● SUPPLIED RECORDS
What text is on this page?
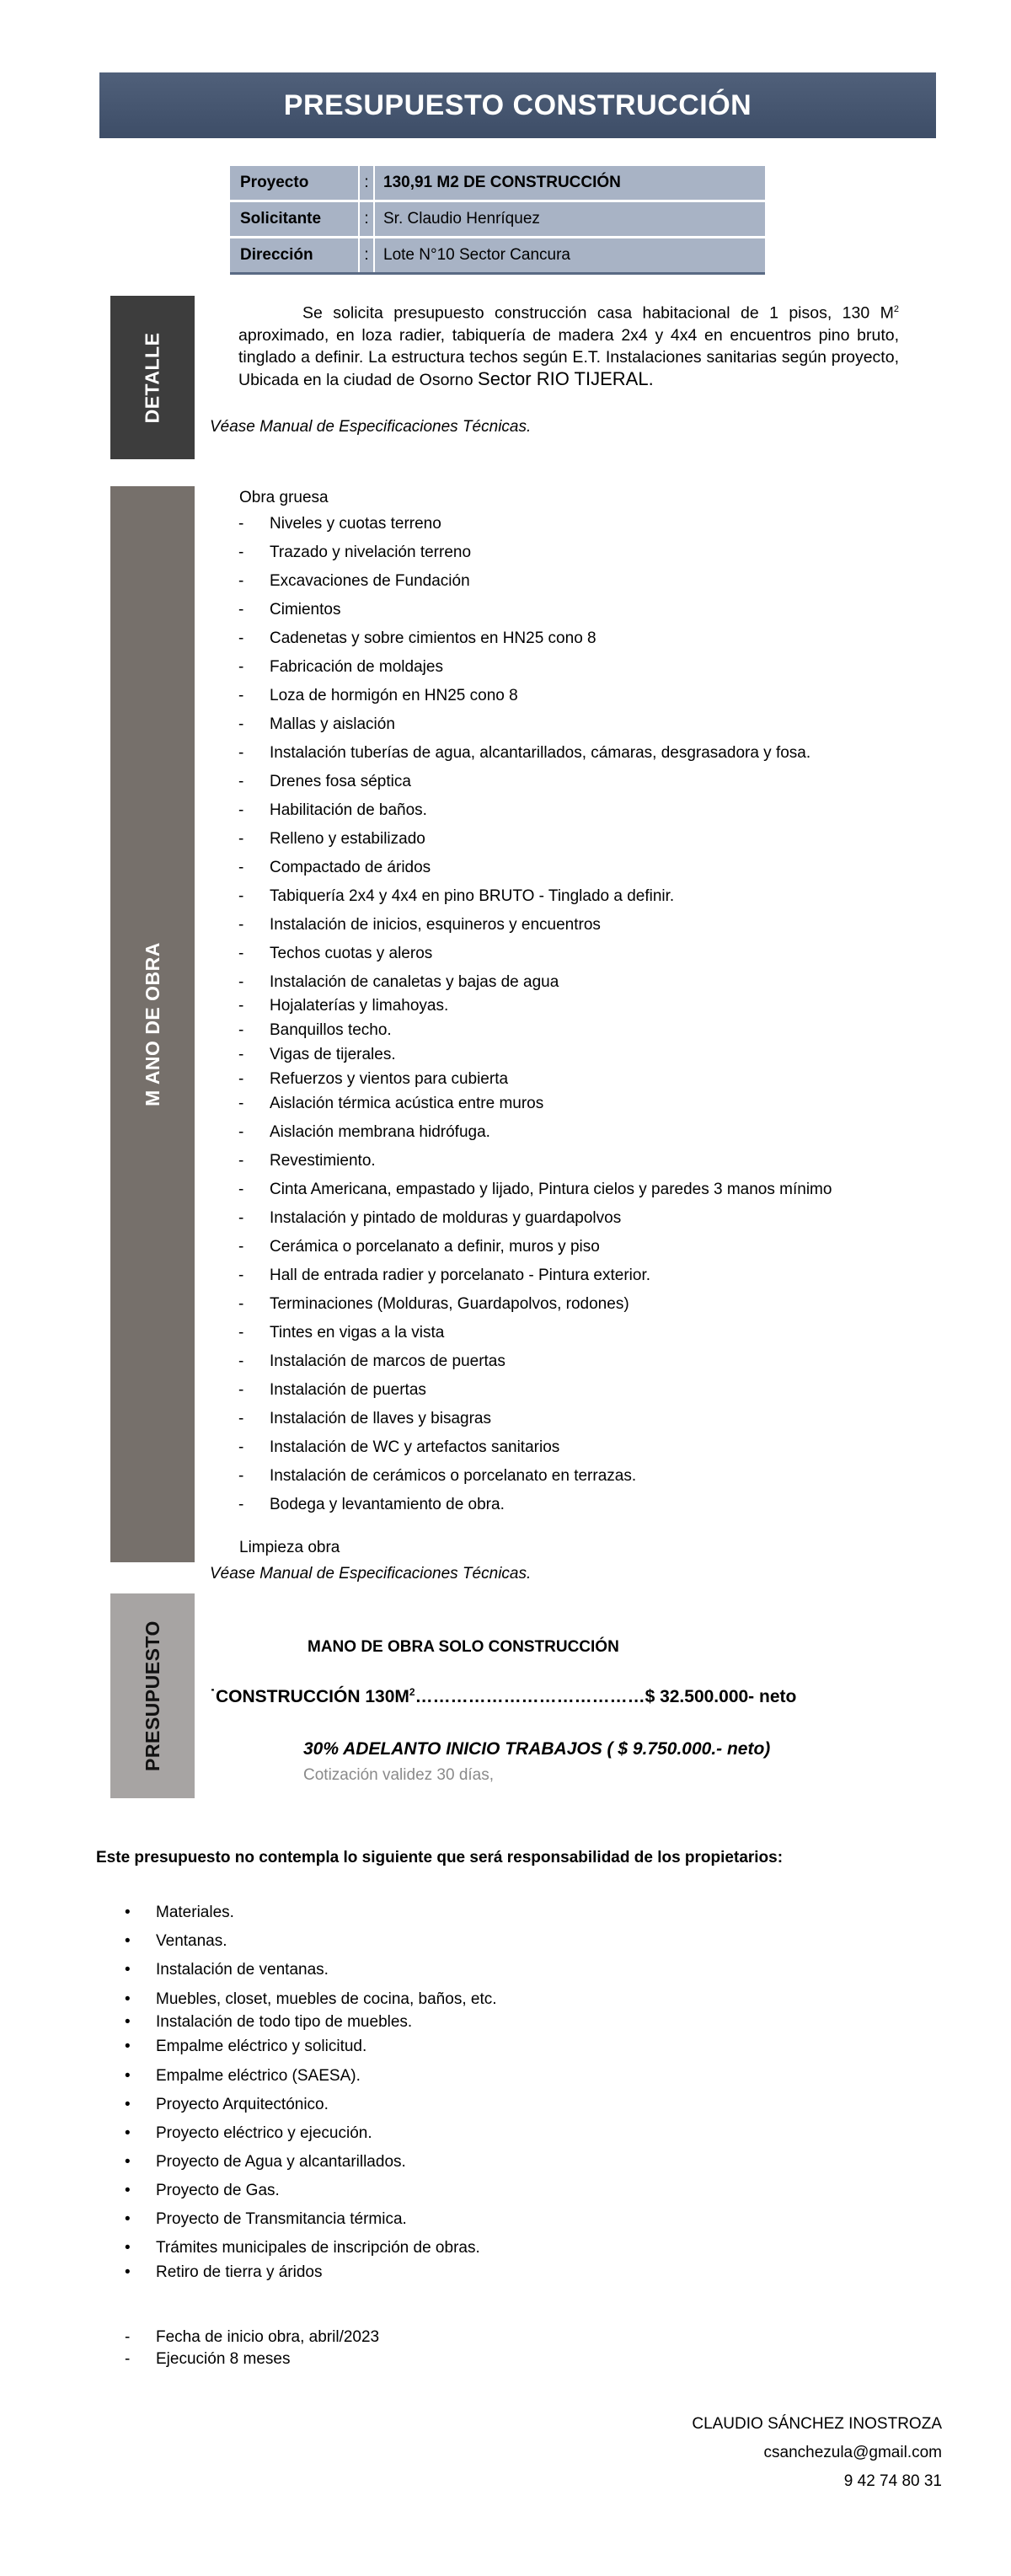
PRESUPUESTO CONSTRUCCIÓN
Proyecto	:	130,91 M2 DE CONSTRUCCIÓN
Solicitante	:	Sr. Claudio Henríquez
Dirección	:	Lote N°10 Sector Cancura
DETALLE
Se solicita presupuesto construcción casa habitacional de 1 pisos, 130 $M^2$ aproximado, en loza radier, tabiquería de madera 2x4 y 4x4 en encuentros pino bruto, tinglado a definir. La estructura techos según E.T. Instalaciones sanitarias según proyecto, Ubicada en la ciudad de Osorno Sector RIO TIJERAL.
Véase Manual de Especificaciones Técnicas.
M ANO DE OBRA
Obra gruesa
- Niveles y cuotas terreno
- Trazado y nivelación terreno
- Excavaciones de Fundación
- Cimientos
- Cadenetas y sobre cimientos en HN25 cono 8
- Fabricación de moldajes
- Loza de hormigón en HN25 cono 8
- Mallas y aislación
- Instalación tuberías de agua, alcantarillados, cámaras, desgrasadora y fosa.
- Drenes fosa séptica
- Habilitación de baños.
- Relleno y estabilizado
- Compactado de áridos
- Tabiquería 2x4 y 4x4 en pino BRUTO - Tinglado a definir.
- Instalación de inicios, esquineros y encuentros
- Techos cuotas y aleros
- Instalación de canaletas y bajas de agua
- Hojalaterías y limahoyas.
- Banquillos techo.
- Vigas de tijerales.
- Refuerzos y vientos para cubierta
- Aislación térmica acústica entre muros
- Aislación membrana hidrófuga.
- Revestimiento.
- Cinta Americana, empastado y lijado, Pintura cielos y paredes 3 manos mínimo
- Instalación y pintado de molduras y guardapolvos
- Cerámica o porcelanato a definir, muros y piso
- Hall de entrada radier y porcelanato - Pintura exterior.
- Terminaciones (Molduras, Guardapolvos, rodones)
- Tintes en vigas a la vista
- Instalación de marcos de puertas
- Instalación de puertas
- Instalación de llaves y bisagras
- Instalación de WC y artefactos sanitarios
- Instalación de cerámicos o porcelanato en terrazas.
- Bodega y levantamiento de obra.
Limpieza obra
Véase Manual de Especificaciones Técnicas.
PRESUPUESTO	MANO DE OBRA SOLO CONSTRUCCIÓN
˙CONSTRUCCIÓN $130M^2\dots\dots\dots\dots\dots\dots\dots\dots\dots\dots\dots\dots\dots\$$ 32.500.000- neto
30% ADELANTO INICIO TRABAJOS ( $ 9.750.000.- neto)
Cotización validez 30 días,
Este presupuesto no contempla lo siguiente que será responsabilidad de los propietarios:
• Materiales.
• Ventanas.
• Instalación de ventanas.
• Muebles, closet, muebles de cocina, baños, etc.
• Instalación de todo tipo de muebles.
• Empalme eléctrico y solicitud.
• Empalme eléctrico (SAESA).
• Proyecto Arquitectónico.
• Proyecto eléctrico y ejecución.
• Proyecto de Agua y alcantarillados.
• Proyecto de Gas.
• Proyecto de Transmitancia térmica.
• Trámites municipales de inscripción de obras.
• Retiro de tierra y áridos
- Fecha de inicio obra, abril/2023
- Ejecución 8 meses
CLAUDIO SÁNCHEZ INOSTROZA
csanchezula@gmail.com
9 42 74 80 31
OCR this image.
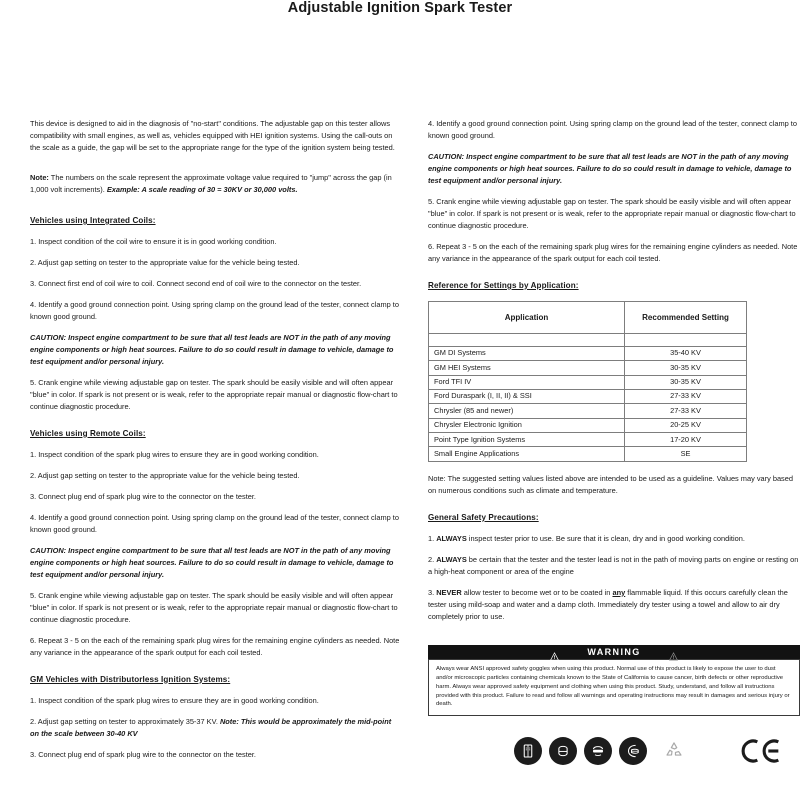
Adjustable Ignition Spark Tester

This device is designed to aid in the diagnosis of "no-start" conditions. The adjustable gap on this tester allows compatibility with small engines, as well as, vehicles equipped with HEI ignition systems. Using the call-outs on the scale as a guide, the gap will be set to the appropriate range for the type of the ignition system being tested.

Note: The numbers on the scale represent the approximate voltage value required to "jump" across the gap (in 1,000 volt increments). Example: A scale reading of 30 = 30KV or 30,000 volts.

Vehicles using Integrated Coils:

1. Inspect condition of the coil wire to ensure it is in good working condition.

2. Adjust gap setting on tester to the appropriate value for the vehicle being tested.

3. Connect first end of coil wire to coil. Connect second end of coil wire to the connector on the tester.

4. Identify a good ground connection point. Using spring clamp on the ground lead of the tester, connect clamp to known good ground.

CAUTION: Inspect engine compartment to be sure that all test leads are NOT in the path of any moving engine components or high heat sources. Failure to do so could result in damage to vehicle, damage to test equipment and/or personal injury.

5. Crank engine while viewing adjustable gap on tester. The spark should be easily visible and will often appear "blue" in color. If spark is not present or is weak, refer to the appropriate repair manual or diagnostic flow-chart to continue diagnostic procedure.

Vehicles using Remote Coils:

1. Inspect condition of the spark plug wires to ensure they are in good working condition.

2. Adjust gap setting on tester to the appropriate value for the vehicle being tested.

3. Connect plug end of spark plug wire to the connector on the tester.

4. Identify a good ground connection point. Using spring clamp on the ground lead of the tester, connect clamp to known good ground.

CAUTION: Inspect engine compartment to be sure that all test leads are NOT in the path of any moving engine components or high heat sources. Failure to do so could result in damage to vehicle, damage to test equipment and/or personal injury.

5. Crank engine while viewing adjustable gap on tester. The spark should be easily visible and will often appear "blue" in color. If spark is not present or is weak, refer to the appropriate repair manual or diagnostic flow-chart to continue diagnostic procedure.

6. Repeat 3 - 5 on the each of the remaining spark plug wires for the remaining engine cylinders as needed. Note any variance in the appearance of the spark output for each coil tested.

GM Vehicles with Distributorless Ignition Systems:

1. Inspect condition of the spark plug wires to ensure they are in good working condition.

2. Adjust gap setting on tester to approximately 35-37 KV. Note: This would be approximately the mid-point on the scale between 30-40 KV

3. Connect plug end of spark plug wire to the connector on the tester.

4. Identify a good ground connection point. Using spring clamp on the ground lead of the tester, connect clamp to known good ground.

CAUTION: Inspect engine compartment to be sure that all test leads are NOT in the path of any moving engine components or high heat sources. Failure to do so could result in damage to vehicle, damage to test equipment and/or personal injury.

5. Crank engine while viewing adjustable gap on tester. The spark should be easily visible and will often appear "blue" in color. If spark is not present or is weak, refer to the appropriate repair manual or diagnostic flow-chart to continue diagnostic procedure.

6. Repeat 3 - 5 on the each of the remaining spark plug wires for the remaining engine cylinders as needed. Note any variance in the appearance of the spark output for each coil tested.

Reference for Settings by Application:
Application	Recommended Setting

GM DI Systems	35-40 KV
GM HEI Systems	30-35 KV
Ford TFI IV	30-35 KV
Ford Duraspark (I, II, II) & SSI	27-33 KV
Chrysler (85 and newer)	27-33 KV
Chrysler Electronic Ignition	20-25 KV
Point Type Ignition Systems	17-20 KV
Small Engine Applications	SE

Note: The suggested setting values listed above are intended to be used as a guideline. Values may vary based on numerous conditions such as climate and temperature.

General Safety Precautions:

1. ALWAYS inspect tester prior to use. Be sure that it is clean, dry and in good working condition.

2. ALWAYS be certain that the tester and the tester lead is not in the path of moving parts on engine or resting on a high-heat component or area of the engine

3. NEVER allow tester to become wet or to be coated in any flammable liquid. If this occurs carefully clean the tester using mild-soap and water and a damp cloth. Immediately dry tester using a towel and allow to air dry completely prior to use.

WARNING

Always wear ANSI approved safety goggles when using this product. Normal use of this product is likely to expose the user to dust and/or microscopic particles containing chemicals known to the State of California to cause cancer, birth defects or other reproductive harm. Always wear approved safety equipment and clothing when using this product. Study, understand, and follow all instructions provided with this product. Failure to read and follow all warnings and operating instructions may result in damages and serious injury or death.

● THE PROBLEM
Do not include the images; transcribe the rest of the listing exactly.

● RESULT OF THIS EXERCISE
What text is on this page?
PRESUPUESTO CONSTRUCCIÓN
Proyecto	:	130,91 M2 DE CONSTRUCCIÓN
Solicitante	:	Sr. Claudio Henríquez
Dirección	:	Lote N°10 Sector Cancura
DETALLE
Se solicita presupuesto construcción casa habitacional de 1 pisos, 130 $M^2$ aproximado, en loza radier, tabiquería de madera 2x4 y 4x4 en encuentros pino bruto, tinglado a definir. La estructura techos según E.T. Instalaciones sanitarias según proyecto, Ubicada en la ciudad de Osorno Sector RIO TIJERAL.
Véase Manual de Especificaciones Técnicas.
M ANO DE OBRA
Obra gruesa
- Niveles y cuotas terreno
- Trazado y nivelación terreno
- Excavaciones de Fundación
- Cimientos
- Cadenetas y sobre cimientos en HN25 cono 8
- Fabricación de moldajes
- Loza de hormigón en HN25 cono 8
- Mallas y aislación
- Instalación tuberías de agua, alcantarillados, cámaras, desgrasadora y fosa.
- Drenes fosa séptica
- Habilitación de baños.
- Relleno y estabilizado
- Compactado de áridos
- Tabiquería 2x4 y 4x4 en pino BRUTO - Tinglado a definir.
- Instalación de inicios, esquineros y encuentros
- Techos cuotas y aleros
- Instalación de canaletas y bajas de agua
- Hojalaterías y limahoyas.
- Banquillos techo.
- Vigas de tijerales.
- Refuerzos y vientos para cubierta
- Aislación térmica acústica entre muros
- Aislación membrana hidrófuga.
- Revestimiento.
- Cinta Americana, empastado y lijado, Pintura cielos y paredes 3 manos mínimo
- Instalación y pintado de molduras y guardapolvos
- Cerámica o porcelanato a definir, muros y piso
- Hall de entrada radier y porcelanato - Pintura exterior.
- Terminaciones (Molduras, Guardapolvos, rodones)
- Tintes en vigas a la vista
- Instalación de marcos de puertas
- Instalación de puertas
- Instalación de llaves y bisagras
- Instalación de WC y artefactos sanitarios
- Instalación de cerámicos o porcelanato en terrazas.
- Bodega y levantamiento de obra.
Limpieza obra
Véase Manual de Especificaciones Técnicas.
PRESUPUESTO	MANO DE OBRA SOLO CONSTRUCCIÓN
˙CONSTRUCCIÓN $130M^2\dots\dots\dots\dots\dots\dots\dots\dots\dots\dots\dots\dots\dots\$$ 32.500.000- neto
30% ADELANTO INICIO TRABAJOS ( $ 9.750.000.- neto)
Cotización validez 30 días,
Este presupuesto no contempla lo siguiente que será responsabilidad de los propietarios:
• Materiales.
• Ventanas.
• Instalación de ventanas.
• Muebles, closet, muebles de cocina, baños, etc.
• Instalación de todo tipo de muebles.
• Empalme eléctrico y solicitud.
• Empalme eléctrico (SAESA).
• Proyecto Arquitectónico.
• Proyecto eléctrico y ejecución.
• Proyecto de Agua y alcantarillados.
• Proyecto de Gas.
• Proyecto de Transmitancia térmica.
• Trámites municipales de inscripción de obras.
• Retiro de tierra y áridos
- Fecha de inicio obra, abril/2023
- Ejecución 8 meses
CLAUDIO SÁNCHEZ INOSTROZA
csanchezula@gmail.com
9 42 74 80 31
OCR this image.
Adjustable Ignition Spark Tester

This device is designed to aid in the diagnosis of "no-start" conditions. The adjustable gap on this tester allows compatibility with small engines, as well as, vehicles equipped with HEI ignition systems. Using the call-outs on the scale as a guide, the gap will be set to the appropriate range for the type of the ignition system being tested.

Note: The numbers on the scale represent the approximate voltage value required to "jump" across the gap (in 1,000 volt increments). Example: A scale reading of 30 = 30KV or 30,000 volts.

Vehicles using Integrated Coils:

1. Inspect condition of the coil wire to ensure it is in good working condition.

2. Adjust gap setting on tester to the appropriate value for the vehicle being tested.

3. Connect first end of coil wire to coil. Connect second end of coil wire to the connector on the tester.

4. Identify a good ground connection point. Using spring clamp on the ground lead of the tester, connect clamp to known good ground.

CAUTION: Inspect engine compartment to be sure that all test leads are NOT in the path of any moving engine components or high heat sources. Failure to do so could result in damage to vehicle, damage to test equipment and/or personal injury.

5. Crank engine while viewing adjustable gap on tester. The spark should be easily visible and will often appear "blue" in color. If spark is not present or is weak, refer to the appropriate repair manual or diagnostic flow-chart to continue diagnostic procedure.

Vehicles using Remote Coils:

1. Inspect condition of the spark plug wires to ensure they are in good working condition.

2. Adjust gap setting on tester to the appropriate value for the vehicle being tested.

3. Connect plug end of spark plug wire to the connector on the tester.

4. Identify a good ground connection point. Using spring clamp on the ground lead of the tester, connect clamp to known good ground.

CAUTION: Inspect engine compartment to be sure that all test leads are NOT in the path of any moving engine components or high heat sources. Failure to do so could result in damage to vehicle, damage to test equipment and/or personal injury.

5. Crank engine while viewing adjustable gap on tester. The spark should be easily visible and will often appear "blue" in color. If spark is not present or is weak, refer to the appropriate repair manual or diagnostic flow-chart to continue diagnostic procedure.

6. Repeat 3 - 5 on the each of the remaining spark plug wires for the remaining engine cylinders as needed. Note any variance in the appearance of the spark output for each coil tested.

GM Vehicles with Distributorless Ignition Systems:

1. Inspect condition of the spark plug wires to ensure they are in good working condition.

2. Adjust gap setting on tester to approximately 35-37 KV. Note: This would be approximately the mid-point on the scale between 30-40 KV

3. Connect plug end of spark plug wire to the connector on the tester.

4. Identify a good ground connection point. Using spring clamp on the ground lead of the tester, connect clamp to known good ground.

CAUTION: Inspect engine compartment to be sure that all test leads are NOT in the path of any moving engine components or high heat sources. Failure to do so could result in damage to vehicle, damage to test equipment and/or personal injury.

5. Crank engine while viewing adjustable gap on tester. The spark should be easily visible and will often appear "blue" in color. If spark is not present or is weak, refer to the appropriate repair manual or diagnostic flow-chart to continue diagnostic procedure.

6. Repeat 3 - 5 on the each of the remaining spark plug wires for the remaining engine cylinders as needed. Note any variance in the appearance of the spark output for each coil tested.

Reference for Settings by Application:
Application	Recommended Setting

GM DI Systems	35-40 KV
GM HEI Systems	30-35 KV
Ford TFI IV	30-35 KV
Ford Duraspark (I, II, II) & SSI	27-33 KV
Chrysler (85 and newer)	27-33 KV
Chrysler Electronic Ignition	20-25 KV
Point Type Ignition Systems	17-20 KV
Small Engine Applications	SE

Note: The suggested setting values listed above are intended to be used as a guideline. Values may vary based on numerous conditions such as climate and temperature.

General Safety Precautions:

1. ALWAYS inspect tester prior to use. Be sure that it is clean, dry and in good working condition.

2. ALWAYS be certain that the tester and the tester lead is not in the path of moving parts on engine or resting on a high-heat component or area of the engine

3. NEVER allow tester to become wet or to be coated in any flammable liquid. If this occurs carefully clean the tester using mild-soap and water and a damp cloth. Immediately dry tester using a towel and allow to air dry completely prior to use.

WARNING

Always wear ANSI approved safety goggles when using this product. Normal use of this product is likely to expose the user to dust and/or microscopic particles containing chemicals known to the State of California to cause cancer, birth defects or other reproductive harm. Always wear approved safety equipment and clothing when using this product. Study, understand, and follow all instructions provided with this product. Failure to read and follow all warnings and operating instructions may result in damages and serious injury or death.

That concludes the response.